Documento di partenza:
╔══

Si è detto infatti che l'AGCM, con nota n. 46749 del 20 luglio 2015, aveva chiesto ad ANAC informazioni sulle procedure ad evidenza pubblica cui avevano partecipato taluni operatori economici, primi fra essi quelli segnalati da Trenord. Analoga richiesta di informazioni era stata inviata dall'AGCM a Expo s.p.a. Tuttavia, dopo che l'ANAC aveva risposto con nota del 10 agosto 2015, AGCM non ritenne (ingiustificatamente) di svolgere alcuna ulteriore attività istruttoria.
A tutto voler concedere, per riepilogare e in conclusione, quantomeno dal 10 agosto 2015 è decorso il termine di 90 giorni ex art. 14 l. 689/1981 per contestare l'intesa nella gara Trenord. Peraltro, il fatto stesso che l'AGCM abbia chiesto informazioni anche con riferimento ad altri operatori economici e altre stazioni appaltanti, indica che essa dubitava (in senso favorevole all'ipotesi che tali fatti costituissero spie di comportamenti più estesi) della possibilità che la presunta intesa avesse condizionato altre gare oltre a quella di Trenord.
Non avendo l'AGCM allegato in giudizio alcuna spiegazione logica circa la decisione di non avviare l'istruttoria nel 2015 e quindi rimanendo incognite le ragioni di una simile decisione - che, tra l'altro, l'Autorità avrebbe dovuto far constare quantomeno in un documento interno - l'inerzia mantenuta nell'avvio del procedimento non è giustificabile.
In altri termini, leggendo gli atti dell'istruttoria e collegando tra loro eventi e tempi, il Collegio valuta che il comportamento procedimentale assunto nella specie dall'Autorità abbia "tradito" le coordinate normative recate dall'art. 14 l. 689/1981, non potendosi in alcun modo giustificare - sia nell'ottica di garantire il rispetto dei diritti difensivi, sia nell'ottica di tutelare l'interesse pubblico al sollecito ripristino del corretto assetto del mercato - il decorso di un lasso di tempo così lungo, che non risulta sia stato utilizzato dall'Autorità per approfondire le segnalazioni originarie. L'intrinseca completezza e genuinità di queste ultime risulta, così, indirettamente confermata, e ciò determina l'illegittimità della procedura poi svolta, in quanto avviata tardivamente rispetto alla piena cognizione degli elementi utili ad avviare, in modo palese, la procedura istruttoria a carico delle imprese coinvolte nell'indagine (e che si ritiene si sia realizzata dal 2015), senza che l'Autorità sia stata in grado di motivare adeguatamente le obiettive ragioni che le avrebbero imposto di non intervenire per ben un triennio dalla piena conoscenza dei fatti asseritamente illeciti, non riuscendo ad evitare l'emergere della significativa patologia istruttoria capace di compromettere anche la legittimità del provvedimento sanzionatorio conclusivo.
La rilevanza di tale patologia e la primarietà della censura dedotta in sede di appello (dopo essere stata già avanzata in primo grado), relativa al sopra segnalato rilevante deficit comportamentale, è di per sé sola in grado di travolgere l'intero procedimento e provvedimento impugnati.

╚══

Dati registrati:
╔══

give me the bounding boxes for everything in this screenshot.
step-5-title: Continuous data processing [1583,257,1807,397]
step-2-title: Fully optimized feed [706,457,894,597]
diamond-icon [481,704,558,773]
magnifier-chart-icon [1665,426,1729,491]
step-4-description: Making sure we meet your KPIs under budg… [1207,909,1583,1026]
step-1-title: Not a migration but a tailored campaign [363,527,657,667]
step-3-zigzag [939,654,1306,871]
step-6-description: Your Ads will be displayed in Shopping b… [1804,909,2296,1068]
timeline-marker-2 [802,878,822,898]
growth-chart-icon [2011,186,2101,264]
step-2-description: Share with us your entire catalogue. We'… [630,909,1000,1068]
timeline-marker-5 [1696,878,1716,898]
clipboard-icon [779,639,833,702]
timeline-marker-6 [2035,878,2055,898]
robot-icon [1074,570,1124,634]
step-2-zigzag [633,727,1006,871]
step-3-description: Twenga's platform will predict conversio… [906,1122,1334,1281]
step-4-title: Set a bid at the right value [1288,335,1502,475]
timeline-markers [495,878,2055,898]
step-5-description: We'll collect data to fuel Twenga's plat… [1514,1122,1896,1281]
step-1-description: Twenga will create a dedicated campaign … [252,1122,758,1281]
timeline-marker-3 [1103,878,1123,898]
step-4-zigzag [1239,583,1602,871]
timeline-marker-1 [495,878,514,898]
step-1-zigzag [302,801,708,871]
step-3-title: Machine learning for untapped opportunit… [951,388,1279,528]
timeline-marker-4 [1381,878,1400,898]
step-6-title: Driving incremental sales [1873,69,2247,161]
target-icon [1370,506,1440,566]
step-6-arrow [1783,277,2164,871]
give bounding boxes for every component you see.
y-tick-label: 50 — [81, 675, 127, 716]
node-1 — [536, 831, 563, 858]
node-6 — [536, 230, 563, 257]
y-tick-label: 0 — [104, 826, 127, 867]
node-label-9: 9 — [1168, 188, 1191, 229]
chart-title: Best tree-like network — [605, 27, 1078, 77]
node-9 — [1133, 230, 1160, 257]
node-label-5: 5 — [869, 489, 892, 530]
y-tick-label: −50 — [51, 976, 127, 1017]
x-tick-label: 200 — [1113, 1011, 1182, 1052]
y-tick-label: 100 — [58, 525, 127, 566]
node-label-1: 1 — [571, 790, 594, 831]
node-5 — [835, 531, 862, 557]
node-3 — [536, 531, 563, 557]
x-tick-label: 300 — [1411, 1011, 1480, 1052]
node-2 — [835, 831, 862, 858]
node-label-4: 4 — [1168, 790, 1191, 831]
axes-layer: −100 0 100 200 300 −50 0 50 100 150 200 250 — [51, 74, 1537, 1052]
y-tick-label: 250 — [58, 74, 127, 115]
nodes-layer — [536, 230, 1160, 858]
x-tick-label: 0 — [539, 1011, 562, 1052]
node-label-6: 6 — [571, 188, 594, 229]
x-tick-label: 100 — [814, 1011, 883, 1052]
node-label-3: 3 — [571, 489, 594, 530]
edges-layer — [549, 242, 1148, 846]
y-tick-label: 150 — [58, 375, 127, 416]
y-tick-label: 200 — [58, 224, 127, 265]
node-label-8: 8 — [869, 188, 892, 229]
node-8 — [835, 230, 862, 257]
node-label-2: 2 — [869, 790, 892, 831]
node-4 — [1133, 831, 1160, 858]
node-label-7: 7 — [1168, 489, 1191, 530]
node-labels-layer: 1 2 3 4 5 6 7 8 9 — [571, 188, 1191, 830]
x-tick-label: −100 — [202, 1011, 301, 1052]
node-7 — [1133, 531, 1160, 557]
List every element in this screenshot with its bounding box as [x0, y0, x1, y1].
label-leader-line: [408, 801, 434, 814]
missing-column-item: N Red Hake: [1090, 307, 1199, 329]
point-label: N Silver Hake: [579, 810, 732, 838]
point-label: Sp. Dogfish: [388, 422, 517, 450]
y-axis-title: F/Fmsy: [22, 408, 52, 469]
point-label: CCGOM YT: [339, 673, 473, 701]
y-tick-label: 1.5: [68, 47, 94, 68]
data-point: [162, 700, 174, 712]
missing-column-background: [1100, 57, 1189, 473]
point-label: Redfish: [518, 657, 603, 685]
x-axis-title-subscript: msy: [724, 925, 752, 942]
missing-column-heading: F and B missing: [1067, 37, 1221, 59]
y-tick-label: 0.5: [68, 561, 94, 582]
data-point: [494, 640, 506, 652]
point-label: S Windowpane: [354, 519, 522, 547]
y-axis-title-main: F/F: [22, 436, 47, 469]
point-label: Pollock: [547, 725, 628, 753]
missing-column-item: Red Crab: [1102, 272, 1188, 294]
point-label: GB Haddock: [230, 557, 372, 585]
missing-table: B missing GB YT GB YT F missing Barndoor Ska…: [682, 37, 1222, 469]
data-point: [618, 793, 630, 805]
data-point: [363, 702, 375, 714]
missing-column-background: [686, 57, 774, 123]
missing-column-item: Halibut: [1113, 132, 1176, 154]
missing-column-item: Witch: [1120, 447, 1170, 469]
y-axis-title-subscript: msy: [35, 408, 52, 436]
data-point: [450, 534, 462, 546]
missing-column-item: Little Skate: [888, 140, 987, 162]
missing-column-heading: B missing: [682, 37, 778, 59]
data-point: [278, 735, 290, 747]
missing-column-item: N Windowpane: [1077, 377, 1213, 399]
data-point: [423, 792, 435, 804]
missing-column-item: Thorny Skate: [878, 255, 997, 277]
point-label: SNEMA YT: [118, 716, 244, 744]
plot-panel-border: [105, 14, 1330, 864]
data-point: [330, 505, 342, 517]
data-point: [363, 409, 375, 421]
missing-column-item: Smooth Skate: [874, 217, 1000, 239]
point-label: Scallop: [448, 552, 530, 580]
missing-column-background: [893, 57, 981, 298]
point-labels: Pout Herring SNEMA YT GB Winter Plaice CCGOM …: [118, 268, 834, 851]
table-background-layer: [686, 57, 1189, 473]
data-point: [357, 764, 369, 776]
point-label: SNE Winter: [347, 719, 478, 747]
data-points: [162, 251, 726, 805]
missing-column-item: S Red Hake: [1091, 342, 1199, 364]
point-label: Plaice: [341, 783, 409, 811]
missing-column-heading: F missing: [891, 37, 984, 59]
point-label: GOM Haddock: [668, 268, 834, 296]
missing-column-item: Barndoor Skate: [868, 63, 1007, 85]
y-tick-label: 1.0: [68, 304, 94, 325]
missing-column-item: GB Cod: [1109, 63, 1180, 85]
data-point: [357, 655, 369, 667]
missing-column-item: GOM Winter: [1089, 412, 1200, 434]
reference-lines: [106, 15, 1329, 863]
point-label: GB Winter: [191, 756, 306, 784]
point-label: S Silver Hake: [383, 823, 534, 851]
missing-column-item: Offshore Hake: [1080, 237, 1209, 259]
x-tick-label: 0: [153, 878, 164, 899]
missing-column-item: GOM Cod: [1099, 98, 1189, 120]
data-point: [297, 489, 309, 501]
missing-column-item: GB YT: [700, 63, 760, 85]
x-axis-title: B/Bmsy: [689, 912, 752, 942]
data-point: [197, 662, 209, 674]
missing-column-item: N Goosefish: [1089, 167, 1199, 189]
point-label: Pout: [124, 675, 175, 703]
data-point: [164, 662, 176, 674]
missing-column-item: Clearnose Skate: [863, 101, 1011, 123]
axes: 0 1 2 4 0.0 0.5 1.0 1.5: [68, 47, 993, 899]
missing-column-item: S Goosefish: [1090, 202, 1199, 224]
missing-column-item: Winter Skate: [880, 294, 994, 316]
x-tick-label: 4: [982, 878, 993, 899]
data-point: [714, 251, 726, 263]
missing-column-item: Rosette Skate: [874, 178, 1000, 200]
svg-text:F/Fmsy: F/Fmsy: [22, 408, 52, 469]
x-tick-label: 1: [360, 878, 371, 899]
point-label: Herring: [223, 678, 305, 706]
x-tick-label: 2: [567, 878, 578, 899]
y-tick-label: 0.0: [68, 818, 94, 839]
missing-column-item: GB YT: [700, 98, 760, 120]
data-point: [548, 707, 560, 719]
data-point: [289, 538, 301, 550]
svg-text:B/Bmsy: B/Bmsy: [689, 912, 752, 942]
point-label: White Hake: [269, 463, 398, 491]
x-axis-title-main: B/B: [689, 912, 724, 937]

╚══

Completa quanto segue:
a: Copia dal documento di partenza il brano compreso tra "Si è detto infatti" e "ulteriore attività istruttoria.", estremi inclusi.
b: Rispondi a queste domande sul documento di partenza:
(i) Con quale nota l'AGCM aveva chiesto ad ANAC informazioni sulle procedure ad evidenza pubblica?
(ii) Qual è il termine previsto dall'art. 14 l. 689/1981 per contestare l'intesa nella gara Trenord?
(iii) Per quanto tempo l'Autorità non è intervenuta dalla piena conoscenza dei fatti asseritamente illeciti?
c: Perché, secondo il documento di partenza, l'inerzia dell'AGCM nell'avvio del procedimento non è giustificabile? Rispondi in una-tre frasi.
Le voci riportate provengono da una fonte diversa dal documento di partenza.

Elenco delle risposte:
a:
Si è detto infatti che l'AGCM, con nota n. 46749 del 20 luglio 2015, aveva chiesto ad ANAC informazioni sulle procedure ad evidenza pubblica cui avevano partecipato taluni operatori economici, primi fra essi quelli segnalati da Trenord. Analoga richiesta di informazioni era stata inviata dall'AGCM a Expo s.p.a. Tuttavia, dopo che l'ANAC aveva risposto con nota del 10 agosto 2015, AGCM non ritenne (ingiustificatamente) di svolgere alcuna ulteriore attività istruttoria.

b:
(i) Con la nota n. 46749 del 20 luglio 2015.
(ii) 90 giorni.
(iii) Per un triennio.

c: L'AGCM non ha allegato in giudizio alcuna spiegazione logica della decisione di non avviare l'istruttoria nel 2015, e quindi le ragioni di tale decisione restano incognite. L'Autorità avrebbe dovuto farle constare almeno in un documento interno.